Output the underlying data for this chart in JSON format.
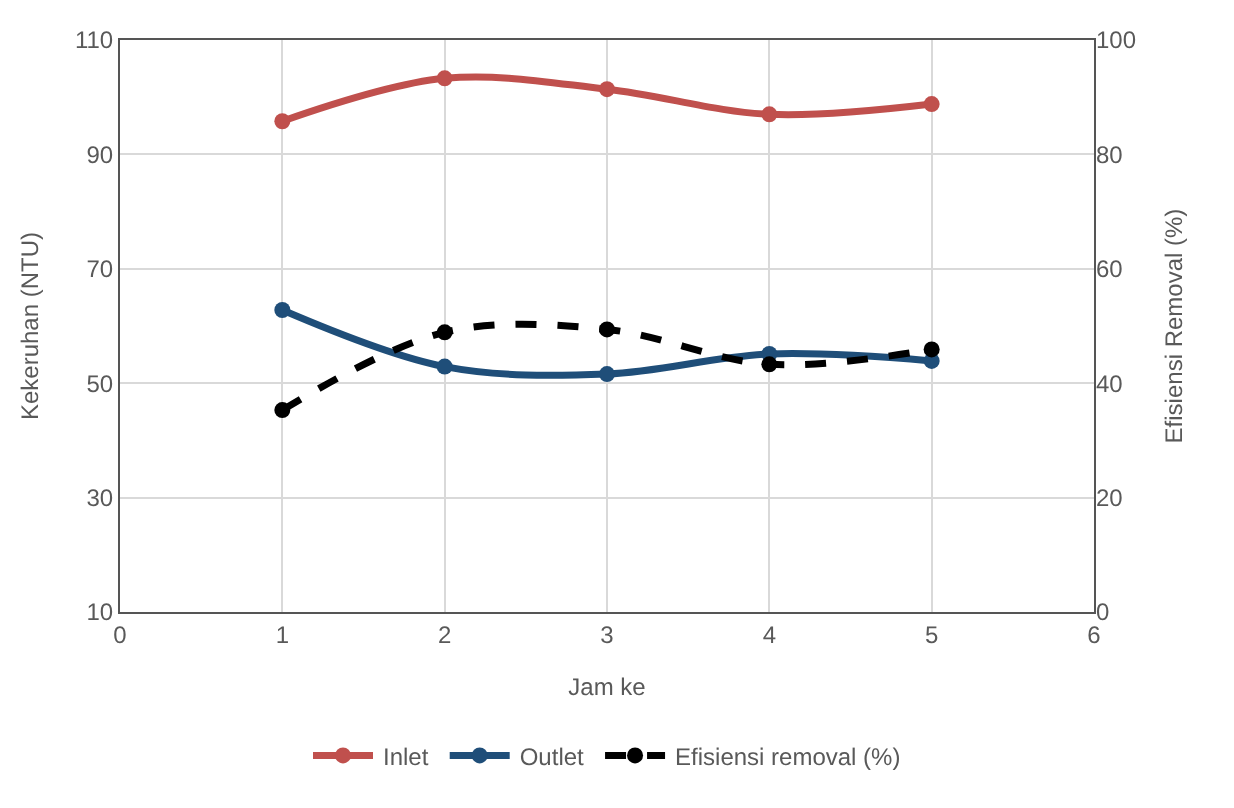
{
  "chart_data": {
    "type": "line",
    "xlabel": "Jam ke",
    "ylabel": "Kekeruhan (NTU)",
    "y2label": "Efisiensi Removal (%)",
    "x": [
      1,
      2,
      3,
      4,
      5
    ],
    "series": [
      {
        "name": "Inlet",
        "color": "#c0504d",
        "values": [
          95.8,
          103.3,
          101.4,
          97,
          98.8
        ]
      },
      {
        "name": "Outlet",
        "color": "#1f4e79",
        "values": [
          62.8,
          52.9,
          51.6,
          55.1,
          53.9
        ]
      },
      {
        "name": "Efisiensi removal (%)",
        "color": "#000000",
        "axis": "y2",
        "line_style": "dashed",
        "values": [
          35.3,
          48.9,
          49.4,
          43.3,
          45.9
        ]
      }
    ],
    "xlim": [
      0,
      6
    ],
    "xticks": [
      0,
      1,
      2,
      3,
      4,
      5,
      6
    ],
    "ylim": [
      10,
      110
    ],
    "yticks": [
      10,
      30,
      50,
      70,
      90,
      110
    ],
    "y2lim": [
      0,
      100
    ],
    "y2ticks": [
      0,
      20,
      40,
      60,
      80,
      100
    ],
    "grid": true,
    "legend": "bottom",
    "marker": "circle",
    "line_style": "solid"
  }
}
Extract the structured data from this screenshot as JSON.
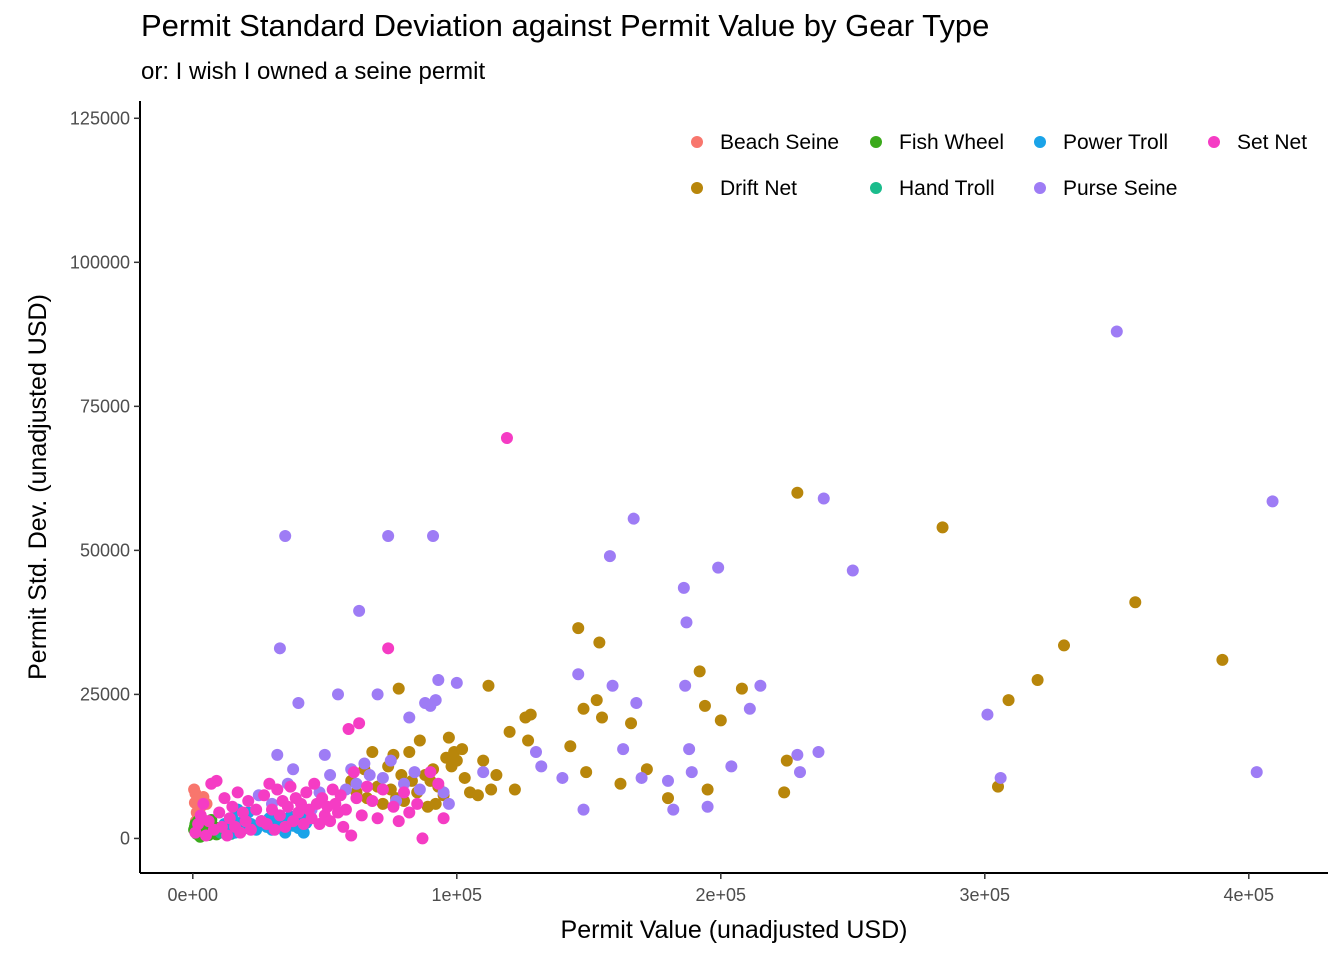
{
  "chart_data": {
    "type": "scatter",
    "title": "Permit Standard Deviation against Permit Value by Gear Type",
    "subtitle": "or: I wish I owned a seine permit",
    "xlabel": "Permit Value (unadjusted USD)",
    "ylabel": "Permit Std. Dev. (unadjusted USD)",
    "xlim": [
      -20000,
      430000
    ],
    "ylim": [
      -6000,
      128000
    ],
    "x_ticks": [
      0,
      100000,
      200000,
      300000,
      400000
    ],
    "x_tick_labels": [
      "0e+00",
      "1e+05",
      "2e+05",
      "3e+05",
      "4e+05"
    ],
    "y_ticks": [
      0,
      25000,
      50000,
      75000,
      100000,
      125000
    ],
    "y_tick_labels": [
      "0",
      "25000",
      "50000",
      "75000",
      "100000",
      "125000"
    ],
    "grid": false,
    "legend_position": "top-right",
    "series": [
      {
        "name": "Beach Seine",
        "color": "#F8766D",
        "points": [
          [
            500,
            8500
          ],
          [
            1000,
            7800
          ],
          [
            2000,
            6800
          ],
          [
            1500,
            4500
          ],
          [
            3000,
            5500
          ],
          [
            800,
            6200
          ],
          [
            2500,
            3800
          ],
          [
            4000,
            7200
          ],
          [
            5200,
            6000
          ],
          [
            1200,
            3000
          ]
        ]
      },
      {
        "name": "Drift Net",
        "color": "#B8860B",
        "points": [
          [
            60000,
            10000
          ],
          [
            62000,
            8000
          ],
          [
            65000,
            12000
          ],
          [
            66000,
            7000
          ],
          [
            68000,
            15000
          ],
          [
            70000,
            9000
          ],
          [
            72000,
            6000
          ],
          [
            74000,
            12500
          ],
          [
            75000,
            8500
          ],
          [
            76000,
            14500
          ],
          [
            77000,
            7000
          ],
          [
            78000,
            26000
          ],
          [
            79000,
            11000
          ],
          [
            80000,
            6500
          ],
          [
            82000,
            15000
          ],
          [
            83000,
            10000
          ],
          [
            85000,
            8000
          ],
          [
            86000,
            17000
          ],
          [
            88000,
            11000
          ],
          [
            89000,
            5500
          ],
          [
            90000,
            10000
          ],
          [
            91000,
            12000
          ],
          [
            92000,
            6000
          ],
          [
            93000,
            9000
          ],
          [
            95000,
            7500
          ],
          [
            96000,
            14000
          ],
          [
            97000,
            17500
          ],
          [
            98000,
            12500
          ],
          [
            99000,
            15000
          ],
          [
            100000,
            13500
          ],
          [
            102000,
            15500
          ],
          [
            103000,
            10500
          ],
          [
            105000,
            8000
          ],
          [
            108000,
            7500
          ],
          [
            110000,
            13500
          ],
          [
            112000,
            26500
          ],
          [
            113000,
            8500
          ],
          [
            115000,
            11000
          ],
          [
            120000,
            18500
          ],
          [
            122000,
            8500
          ],
          [
            126000,
            21000
          ],
          [
            127000,
            17000
          ],
          [
            128000,
            21500
          ],
          [
            143000,
            16000
          ],
          [
            146000,
            36500
          ],
          [
            148000,
            22500
          ],
          [
            149000,
            11500
          ],
          [
            153000,
            24000
          ],
          [
            154000,
            34000
          ],
          [
            155000,
            21000
          ],
          [
            162000,
            9500
          ],
          [
            166000,
            20000
          ],
          [
            172000,
            12000
          ],
          [
            180000,
            7000
          ],
          [
            192000,
            29000
          ],
          [
            194000,
            23000
          ],
          [
            195000,
            8500
          ],
          [
            200000,
            20500
          ],
          [
            208000,
            26000
          ],
          [
            224000,
            8000
          ],
          [
            225000,
            13500
          ],
          [
            229000,
            60000
          ],
          [
            284000,
            54000
          ],
          [
            305000,
            9000
          ],
          [
            309000,
            24000
          ],
          [
            320000,
            27500
          ],
          [
            330000,
            33500
          ],
          [
            357000,
            41000
          ],
          [
            390000,
            31000
          ]
        ]
      },
      {
        "name": "Fish Wheel",
        "color": "#3BAA1C",
        "points": [
          [
            500,
            1500
          ],
          [
            1000,
            2500
          ],
          [
            1500,
            800
          ],
          [
            2000,
            3000
          ],
          [
            2500,
            1200
          ],
          [
            3000,
            2000
          ],
          [
            3500,
            500
          ],
          [
            4000,
            1800
          ],
          [
            4500,
            2800
          ],
          [
            5000,
            1000
          ],
          [
            5500,
            2200
          ],
          [
            6000,
            600
          ],
          [
            6500,
            1600
          ],
          [
            7000,
            3200
          ],
          [
            7500,
            900
          ],
          [
            8000,
            2000
          ],
          [
            8500,
            1400
          ],
          [
            9000,
            700
          ],
          [
            9500,
            1800
          ],
          [
            1200,
            1100
          ],
          [
            2800,
            300
          ],
          [
            4200,
            900
          ],
          [
            6800,
            2500
          ],
          [
            3300,
            3500
          ],
          [
            800,
            2000
          ],
          [
            1800,
            2200
          ],
          [
            5800,
            1300
          ],
          [
            9800,
            1200
          ]
        ]
      },
      {
        "name": "Hand Troll",
        "color": "#1ABC8C",
        "points": [
          [
            10500,
            1000
          ],
          [
            12500,
            1500
          ],
          [
            14500,
            800
          ],
          [
            16500,
            2000
          ],
          [
            13500,
            1200
          ]
        ]
      },
      {
        "name": "Power Troll",
        "color": "#1AA3E8",
        "points": [
          [
            12000,
            2500
          ],
          [
            14000,
            1500
          ],
          [
            15000,
            3500
          ],
          [
            16000,
            1000
          ],
          [
            17000,
            5000
          ],
          [
            18000,
            2000
          ],
          [
            19000,
            3000
          ],
          [
            20000,
            1800
          ],
          [
            21000,
            4500
          ],
          [
            22000,
            2500
          ],
          [
            24000,
            1500
          ],
          [
            26000,
            3000
          ],
          [
            28000,
            2000
          ],
          [
            29000,
            3500
          ],
          [
            30000,
            1500
          ],
          [
            31000,
            2800
          ],
          [
            32000,
            4000
          ],
          [
            33000,
            2000
          ],
          [
            34000,
            3200
          ],
          [
            35000,
            1000
          ],
          [
            36000,
            2500
          ],
          [
            37000,
            3800
          ],
          [
            38000,
            2200
          ],
          [
            39000,
            3000
          ],
          [
            40000,
            1800
          ],
          [
            41000,
            4200
          ],
          [
            42000,
            1000
          ],
          [
            43000,
            2700
          ],
          [
            44000,
            3500
          ]
        ]
      },
      {
        "name": "Purse Seine",
        "color": "#9E7CF5",
        "points": [
          [
            25000,
            7500
          ],
          [
            30000,
            6000
          ],
          [
            32000,
            14500
          ],
          [
            33000,
            33000
          ],
          [
            35000,
            52500
          ],
          [
            36000,
            9500
          ],
          [
            38000,
            12000
          ],
          [
            40000,
            23500
          ],
          [
            45000,
            5000
          ],
          [
            48000,
            8000
          ],
          [
            50000,
            14500
          ],
          [
            52000,
            11000
          ],
          [
            55000,
            25000
          ],
          [
            58000,
            8500
          ],
          [
            60000,
            12000
          ],
          [
            62000,
            9500
          ],
          [
            63000,
            39500
          ],
          [
            65000,
            13000
          ],
          [
            67000,
            11000
          ],
          [
            70000,
            25000
          ],
          [
            72000,
            10500
          ],
          [
            74000,
            52500
          ],
          [
            75000,
            13500
          ],
          [
            77000,
            6500
          ],
          [
            80000,
            9500
          ],
          [
            82000,
            21000
          ],
          [
            84000,
            11500
          ],
          [
            86000,
            8500
          ],
          [
            88000,
            23500
          ],
          [
            90000,
            23000
          ],
          [
            91000,
            52500
          ],
          [
            92000,
            24000
          ],
          [
            93000,
            27500
          ],
          [
            95000,
            8000
          ],
          [
            97000,
            6000
          ],
          [
            100000,
            27000
          ],
          [
            110000,
            11500
          ],
          [
            130000,
            15000
          ],
          [
            132000,
            12500
          ],
          [
            140000,
            10500
          ],
          [
            146000,
            28500
          ],
          [
            148000,
            5000
          ],
          [
            158000,
            49000
          ],
          [
            159000,
            26500
          ],
          [
            163000,
            15500
          ],
          [
            167000,
            55500
          ],
          [
            168000,
            23500
          ],
          [
            170000,
            10500
          ],
          [
            180000,
            10000
          ],
          [
            182000,
            5000
          ],
          [
            186000,
            43500
          ],
          [
            187000,
            37500
          ],
          [
            188000,
            15500
          ],
          [
            189000,
            11500
          ],
          [
            186500,
            26500
          ],
          [
            195000,
            5500
          ],
          [
            199000,
            47000
          ],
          [
            204000,
            12500
          ],
          [
            211000,
            22500
          ],
          [
            215000,
            26500
          ],
          [
            229000,
            14500
          ],
          [
            230000,
            11500
          ],
          [
            237000,
            15000
          ],
          [
            239000,
            59000
          ],
          [
            250000,
            46500
          ],
          [
            301000,
            21500
          ],
          [
            306000,
            10500
          ],
          [
            350000,
            88000
          ],
          [
            403000,
            11500
          ],
          [
            409000,
            58500
          ]
        ]
      },
      {
        "name": "Set Net",
        "color": "#F53CC4",
        "points": [
          [
            1000,
            1000
          ],
          [
            2000,
            2500
          ],
          [
            3000,
            4000
          ],
          [
            4000,
            6000
          ],
          [
            5000,
            500
          ],
          [
            6000,
            3000
          ],
          [
            7000,
            9500
          ],
          [
            8000,
            1500
          ],
          [
            9000,
            10000
          ],
          [
            10000,
            4500
          ],
          [
            11000,
            2000
          ],
          [
            12000,
            7000
          ],
          [
            13000,
            500
          ],
          [
            14000,
            3500
          ],
          [
            15000,
            5500
          ],
          [
            16000,
            2000
          ],
          [
            17000,
            8000
          ],
          [
            18000,
            1000
          ],
          [
            19000,
            4500
          ],
          [
            20000,
            3000
          ],
          [
            21000,
            6500
          ],
          [
            22000,
            1500
          ],
          [
            24000,
            5000
          ],
          [
            26000,
            3000
          ],
          [
            27000,
            7500
          ],
          [
            28000,
            2500
          ],
          [
            29000,
            9500
          ],
          [
            30000,
            5000
          ],
          [
            31000,
            1500
          ],
          [
            32000,
            8500
          ],
          [
            33000,
            4000
          ],
          [
            34000,
            6500
          ],
          [
            35000,
            2000
          ],
          [
            36000,
            5500
          ],
          [
            37000,
            9000
          ],
          [
            38000,
            3000
          ],
          [
            39000,
            7000
          ],
          [
            40000,
            4500
          ],
          [
            41000,
            6000
          ],
          [
            42000,
            2500
          ],
          [
            43000,
            8000
          ],
          [
            44000,
            5000
          ],
          [
            45000,
            3500
          ],
          [
            46000,
            9500
          ],
          [
            47000,
            6000
          ],
          [
            48000,
            2500
          ],
          [
            49000,
            7000
          ],
          [
            50000,
            4000
          ],
          [
            51000,
            5500
          ],
          [
            52000,
            3000
          ],
          [
            53000,
            8500
          ],
          [
            54000,
            6000
          ],
          [
            55000,
            4500
          ],
          [
            56000,
            7500
          ],
          [
            57000,
            2000
          ],
          [
            58000,
            5000
          ],
          [
            59000,
            19000
          ],
          [
            60000,
            500
          ],
          [
            61000,
            11500
          ],
          [
            62000,
            7000
          ],
          [
            63000,
            20000
          ],
          [
            64000,
            4000
          ],
          [
            66000,
            9000
          ],
          [
            68000,
            6500
          ],
          [
            70000,
            3500
          ],
          [
            72000,
            8500
          ],
          [
            74000,
            33000
          ],
          [
            76000,
            5500
          ],
          [
            78000,
            3000
          ],
          [
            80000,
            8000
          ],
          [
            82000,
            4500
          ],
          [
            85000,
            6000
          ],
          [
            87000,
            0
          ],
          [
            90000,
            11500
          ],
          [
            93000,
            9500
          ],
          [
            95000,
            3500
          ],
          [
            119000,
            69500
          ]
        ]
      }
    ]
  }
}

────────────────────────────────────────

#### TASK
Scan the listing above and identify each line holding the string "color"; copy every such line.

#### OUTPUT FOR THIS EXERCISE
        "color": "#c0504d",
        "color": "#1f4e79",
        "color": "#000000",
        "color": "#F8766D",
        "color": "#B8860B",
        "color": "#3BAA1C",
        "color": "#1ABC8C",
        "color": "#1AA3E8",
        "color": "#9E7CF5",
        "color": "#F53CC4",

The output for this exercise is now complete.